Task A –
Say whether each statement below agrees with the thread about Zoe sunbathing, answering yes or no and quoting the deciding words of the thread: (i) Josie/Zeus had been gardening before finding Zoe relaxing. (ii) ken k says Zoe has a pillow to rest her head on. (iii) Virginia states for certain that Zoe is a recently adopted rescue.

Article –
····················
# Zoe sunbathing~



## Josie/Zeus (Nov 6, 2000)

Sorry I haven't been here a while, got a little busy with everything.

So there I was working my butt off gardening all day, I go inside the house to get a coke, when I came back out, there's princess Zoe, chillaxin~. 


























My little one on labor day


----------



## ken k (Apr 3, 2006)

LOL, your mean, Zoe does not have a pillow to rest her head on


----------



## Renoman (Apr 10, 2009)

Too cute!!!


----------



## Virginia (Oct 2, 2008)

Oh, she's gorgeous! I forget, is she the rescue you recently adopted (so many dogs on here, keep mixing them up)? She looks so comfortable and relaxed, really living the good life now, lucky dog!
····················
Task B –
Return every line of the dataset items below word for word, omitting the pictures.

Items listed in a dataset
····················
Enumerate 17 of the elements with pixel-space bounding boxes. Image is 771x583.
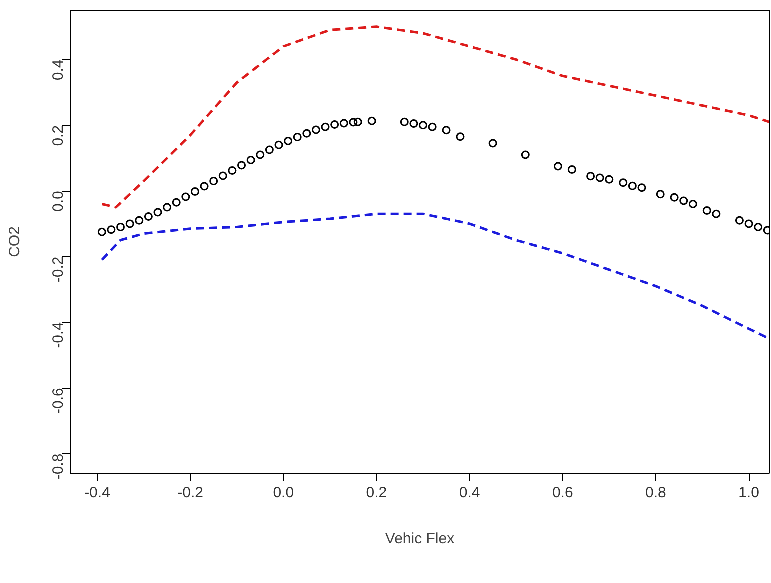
y-tick-label: -0.2 — [50, 256, 67, 283]
y-tick-label: -0.6 — [50, 388, 67, 414]
y-tick-label: 0.0 — [50, 191, 67, 212]
x-tick-label: -0.2 — [178, 484, 204, 502]
y-tick-label: -0.4 — [50, 322, 67, 348]
x-tick-label: 1.0 — [738, 484, 760, 502]
y-tick-label: 0.4 — [50, 60, 67, 81]
x-tick-label: -0.4 — [84, 484, 110, 502]
x-tick-label: 0.2 — [366, 484, 388, 502]
y-tick-label: 0.2 — [50, 125, 67, 146]
y-tick-label: -0.8 — [50, 454, 67, 480]
y-axis-title: CO2 — [6, 226, 24, 258]
x-axis-title: Vehic Flex — [385, 530, 456, 548]
x-tick-label: 0.4 — [459, 484, 480, 502]
x-tick-label: 0.6 — [552, 484, 574, 502]
x-tick-label: 0.8 — [646, 484, 666, 502]
x-tick-label: 0.0 — [273, 484, 294, 502]
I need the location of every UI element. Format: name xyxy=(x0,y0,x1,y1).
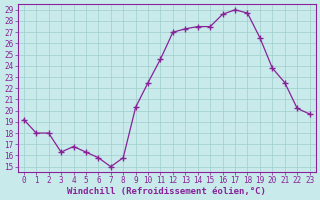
X-axis label: Windchill (Refroidissement éolien,°C): Windchill (Refroidissement éolien,°C) xyxy=(67,187,266,196)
····················
Full output A –
(i) Yes: "So there I was working my butt off gardening all day"
(ii) No: "Zoe does not have a pillow to rest her head on"
(iii) No: "I forget, is she the rescue you recently adopted"

Full output B –
Enumerate 17 of the elements with pixel-space bounding boxes. Image is 771x583.
y-tick-label: -0.2 — [50, 256, 67, 283]
y-tick-label: -0.6 — [50, 388, 67, 414]
y-tick-label: 0.0 — [50, 191, 67, 212]
x-tick-label: -0.2 — [178, 484, 204, 502]
y-tick-label: -0.4 — [50, 322, 67, 348]
x-tick-label: 1.0 — [738, 484, 760, 502]
y-tick-label: 0.4 — [50, 60, 67, 81]
x-tick-label: -0.4 — [84, 484, 110, 502]
x-tick-label: 0.2 — [366, 484, 388, 502]
y-tick-label: 0.2 — [50, 125, 67, 146]
y-tick-label: -0.8 — [50, 454, 67, 480]
y-axis-title: CO2 — [6, 226, 24, 258]
x-axis-title: Vehic Flex — [385, 530, 456, 548]
x-tick-label: 0.4 — [459, 484, 480, 502]
x-tick-label: 0.6 — [552, 484, 574, 502]
x-tick-label: 0.8 — [646, 484, 666, 502]
x-tick-label: 0.0 — [273, 484, 294, 502]
I need the location of every UI element. Format: name xyxy=(x0,y0,x1,y1).
X-axis label: Windchill (Refroidissement éolien,°C): Windchill (Refroidissement éolien,°C) xyxy=(67,187,266,196)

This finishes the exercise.